**Supplied text**.
○ ○ ○ ○ ○
Filter
Purpose
The filter module narrows a dataset to the rows that match a set of rules. It is pipeline-internal (see /docs/concepts/pipeline-orchestration): it consumes the CSV produced by an upstream node and emits a strict subset, with the same columns. No new data is fetched and no column is added. Filtering early saves budget on the expensive enrichment steps that follow.
Inputs
The rules are read from the node's config object and applied row-by-row in a fixed order. Every key is optional; an empty rule is a no-op.
Standard rules
| Key | Type | Behaviour |
|---|---|---|
require_phone |
bool |
Keep rows where telephone is non-empty. |
require_site |
bool |
Keep rows where site_web is non-empty. |
require_email |
bool |
Keep rows where email is non-empty. |
exclude_aggregators |
bool |
Drop rows whose site_web points to a known aggregator domain. |
alive_only |
bool |
Keep rows whose dead-check status is alive or stale. |
has_personal_email |
bool |
Keep rows where at least one address in email is a personal mailbox (not role-based). |
rating_min |
float |
Keep rows where note >= rating_min. |
reviews_min |
int |
Keep rows where nb_avis >= reviews_min. |
Advanced rules
| Key | Shape | Behaviour |
|---|---|---|
phone_prefix |
{ column?, prefixes[], prefix_unparseable_keep? } |
Keep rows whose phone column starts with one of prefixes (e.g. 06, +33). Requires the phonenumbers library on the worker — otherwise the rule is logged and skipped. |
email_domain |
{ column?, include[], exclude[], reject_disposable? } |
Keep rows whose email domain is in include (if set) and not in exclude. reject_disposable drops known throwaway providers. |
category |
{ column, values[] } |
Keep rows whose column value is contained in values. |
dedup_column |
string |
Collapse rows that share the same value on this column (first row wins). |
Sampling
| Key | Type | Behaviour |
|---|---|---|
sample_type |
"n" \| "pct" \| "" |
Selects which sampling mode applies after the rules above. |
sample_n |
int |
Keep the first n matched rows. |
sample_pct |
0..100 |
Keep a percentage of matched rows. |
sample_seed |
int |
Seed for reproducible random sampling. |
Order of application: requirement flags → aggregator/alive/rating/reviews → personal-email → phone_prefix → email_domain → category → dedup_column → sampling.
○ ○ ○ ○ ○
**Information given**.
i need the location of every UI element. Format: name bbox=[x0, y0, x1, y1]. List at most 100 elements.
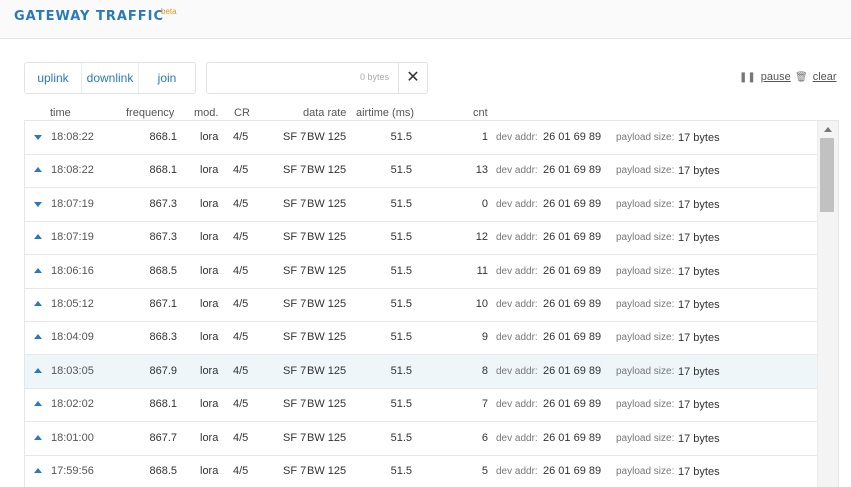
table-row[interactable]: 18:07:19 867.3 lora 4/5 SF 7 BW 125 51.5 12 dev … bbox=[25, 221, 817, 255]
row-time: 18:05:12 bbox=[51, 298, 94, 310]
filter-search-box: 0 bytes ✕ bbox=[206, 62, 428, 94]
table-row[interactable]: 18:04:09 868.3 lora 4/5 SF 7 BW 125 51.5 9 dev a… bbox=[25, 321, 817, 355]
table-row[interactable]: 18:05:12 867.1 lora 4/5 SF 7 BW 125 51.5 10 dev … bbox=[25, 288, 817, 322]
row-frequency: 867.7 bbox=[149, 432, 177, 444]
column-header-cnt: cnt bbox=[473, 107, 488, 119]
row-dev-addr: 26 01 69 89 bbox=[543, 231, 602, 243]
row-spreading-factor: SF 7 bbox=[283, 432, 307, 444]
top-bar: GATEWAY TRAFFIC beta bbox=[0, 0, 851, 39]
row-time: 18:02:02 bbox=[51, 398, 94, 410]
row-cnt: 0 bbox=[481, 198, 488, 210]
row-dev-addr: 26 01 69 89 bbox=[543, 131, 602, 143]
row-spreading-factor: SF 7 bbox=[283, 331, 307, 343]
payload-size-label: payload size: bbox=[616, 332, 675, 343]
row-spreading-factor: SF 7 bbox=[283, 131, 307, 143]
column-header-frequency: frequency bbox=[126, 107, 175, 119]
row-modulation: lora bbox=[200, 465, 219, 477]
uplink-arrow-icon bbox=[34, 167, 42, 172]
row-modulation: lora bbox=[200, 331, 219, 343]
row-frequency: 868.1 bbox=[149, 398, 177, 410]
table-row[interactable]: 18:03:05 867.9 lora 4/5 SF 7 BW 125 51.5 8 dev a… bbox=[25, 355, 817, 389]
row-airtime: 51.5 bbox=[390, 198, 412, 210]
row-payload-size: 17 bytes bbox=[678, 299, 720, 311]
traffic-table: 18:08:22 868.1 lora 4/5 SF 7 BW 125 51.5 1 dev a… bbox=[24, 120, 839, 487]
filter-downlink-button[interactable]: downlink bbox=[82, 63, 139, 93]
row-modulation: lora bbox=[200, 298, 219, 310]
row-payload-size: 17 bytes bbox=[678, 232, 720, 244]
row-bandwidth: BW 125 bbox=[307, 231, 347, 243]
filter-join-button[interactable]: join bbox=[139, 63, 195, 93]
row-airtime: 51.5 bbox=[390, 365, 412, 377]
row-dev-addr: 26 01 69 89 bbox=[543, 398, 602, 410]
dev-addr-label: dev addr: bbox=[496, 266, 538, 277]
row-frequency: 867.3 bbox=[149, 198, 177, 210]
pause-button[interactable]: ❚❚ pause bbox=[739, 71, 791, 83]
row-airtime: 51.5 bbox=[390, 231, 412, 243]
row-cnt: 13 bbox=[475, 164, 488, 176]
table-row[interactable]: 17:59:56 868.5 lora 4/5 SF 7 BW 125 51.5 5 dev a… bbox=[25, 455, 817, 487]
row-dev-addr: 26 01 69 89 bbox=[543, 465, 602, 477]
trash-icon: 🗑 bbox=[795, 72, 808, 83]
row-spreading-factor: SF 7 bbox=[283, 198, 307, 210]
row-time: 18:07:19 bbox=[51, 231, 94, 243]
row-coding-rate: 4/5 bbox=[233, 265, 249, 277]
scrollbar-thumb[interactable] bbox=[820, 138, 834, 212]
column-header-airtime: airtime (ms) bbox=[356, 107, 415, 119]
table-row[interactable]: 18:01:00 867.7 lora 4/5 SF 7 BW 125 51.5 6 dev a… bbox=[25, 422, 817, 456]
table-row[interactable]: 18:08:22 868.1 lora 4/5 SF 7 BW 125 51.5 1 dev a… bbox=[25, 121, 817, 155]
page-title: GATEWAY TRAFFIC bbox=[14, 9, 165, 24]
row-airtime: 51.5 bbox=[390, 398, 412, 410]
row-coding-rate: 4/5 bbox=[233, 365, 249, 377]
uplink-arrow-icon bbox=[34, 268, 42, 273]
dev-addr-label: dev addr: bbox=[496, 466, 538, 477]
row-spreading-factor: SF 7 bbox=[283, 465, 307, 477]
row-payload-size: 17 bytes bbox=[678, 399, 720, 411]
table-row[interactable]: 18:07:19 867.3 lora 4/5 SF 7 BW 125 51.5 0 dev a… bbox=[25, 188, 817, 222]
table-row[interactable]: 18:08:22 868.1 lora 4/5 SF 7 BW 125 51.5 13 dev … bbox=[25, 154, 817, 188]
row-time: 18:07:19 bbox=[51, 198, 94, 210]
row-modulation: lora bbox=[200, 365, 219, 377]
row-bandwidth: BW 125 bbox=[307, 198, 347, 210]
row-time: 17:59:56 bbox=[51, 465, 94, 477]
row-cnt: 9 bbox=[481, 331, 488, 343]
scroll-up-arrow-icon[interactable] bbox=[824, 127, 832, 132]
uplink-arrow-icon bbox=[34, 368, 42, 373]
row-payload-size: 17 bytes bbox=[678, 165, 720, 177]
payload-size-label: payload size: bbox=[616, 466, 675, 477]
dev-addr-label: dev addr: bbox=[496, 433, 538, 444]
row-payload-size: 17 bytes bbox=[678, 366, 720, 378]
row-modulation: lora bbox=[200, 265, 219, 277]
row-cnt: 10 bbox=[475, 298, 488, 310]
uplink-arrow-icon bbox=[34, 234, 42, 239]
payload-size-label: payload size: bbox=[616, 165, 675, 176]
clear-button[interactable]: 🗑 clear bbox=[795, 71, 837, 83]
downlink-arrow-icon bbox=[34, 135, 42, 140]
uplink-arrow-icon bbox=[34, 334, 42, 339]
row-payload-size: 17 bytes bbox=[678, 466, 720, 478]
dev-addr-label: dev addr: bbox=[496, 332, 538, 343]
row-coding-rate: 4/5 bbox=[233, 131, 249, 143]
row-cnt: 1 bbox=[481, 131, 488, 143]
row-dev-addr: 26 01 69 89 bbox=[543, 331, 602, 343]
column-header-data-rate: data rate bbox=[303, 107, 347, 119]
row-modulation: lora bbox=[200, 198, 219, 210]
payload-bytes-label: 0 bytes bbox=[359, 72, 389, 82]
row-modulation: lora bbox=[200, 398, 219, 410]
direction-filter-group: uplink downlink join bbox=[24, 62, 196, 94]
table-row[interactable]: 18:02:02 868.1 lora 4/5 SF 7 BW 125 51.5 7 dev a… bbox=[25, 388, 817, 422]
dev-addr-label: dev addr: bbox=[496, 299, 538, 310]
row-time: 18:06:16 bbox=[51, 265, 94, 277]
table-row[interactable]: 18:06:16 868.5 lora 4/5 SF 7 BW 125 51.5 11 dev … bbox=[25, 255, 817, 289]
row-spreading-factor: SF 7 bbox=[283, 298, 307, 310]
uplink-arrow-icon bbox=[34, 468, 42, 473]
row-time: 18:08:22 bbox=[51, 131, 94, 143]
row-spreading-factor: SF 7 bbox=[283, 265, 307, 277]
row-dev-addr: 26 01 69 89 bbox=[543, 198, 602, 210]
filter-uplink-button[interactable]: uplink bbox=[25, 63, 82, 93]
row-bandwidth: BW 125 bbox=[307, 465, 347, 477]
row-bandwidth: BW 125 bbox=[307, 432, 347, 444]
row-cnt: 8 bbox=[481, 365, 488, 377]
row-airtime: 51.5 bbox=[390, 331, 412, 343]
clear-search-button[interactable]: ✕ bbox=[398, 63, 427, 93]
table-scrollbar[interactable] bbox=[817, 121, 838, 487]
○ ○ ○ ○ ○
**Job**.
Using the filter documentation, say whether each statement agrees with it. Answer yes or no, quoting the words of the text that decide it.
1. The filter module can add new columns to the dataset it receives.
2. When the phonenumbers library is missing on the worker, the phone_prefix rule is logged and skipped.
3. Sampling is applied before the category rule.

**Written reply**.
1. No: "No new data is fetched and no column is added."
2. Yes: "Requires the phonenumbers library on the worker — otherwise the rule is logged and skipped."
3. No: "category → dedup_column → sampling"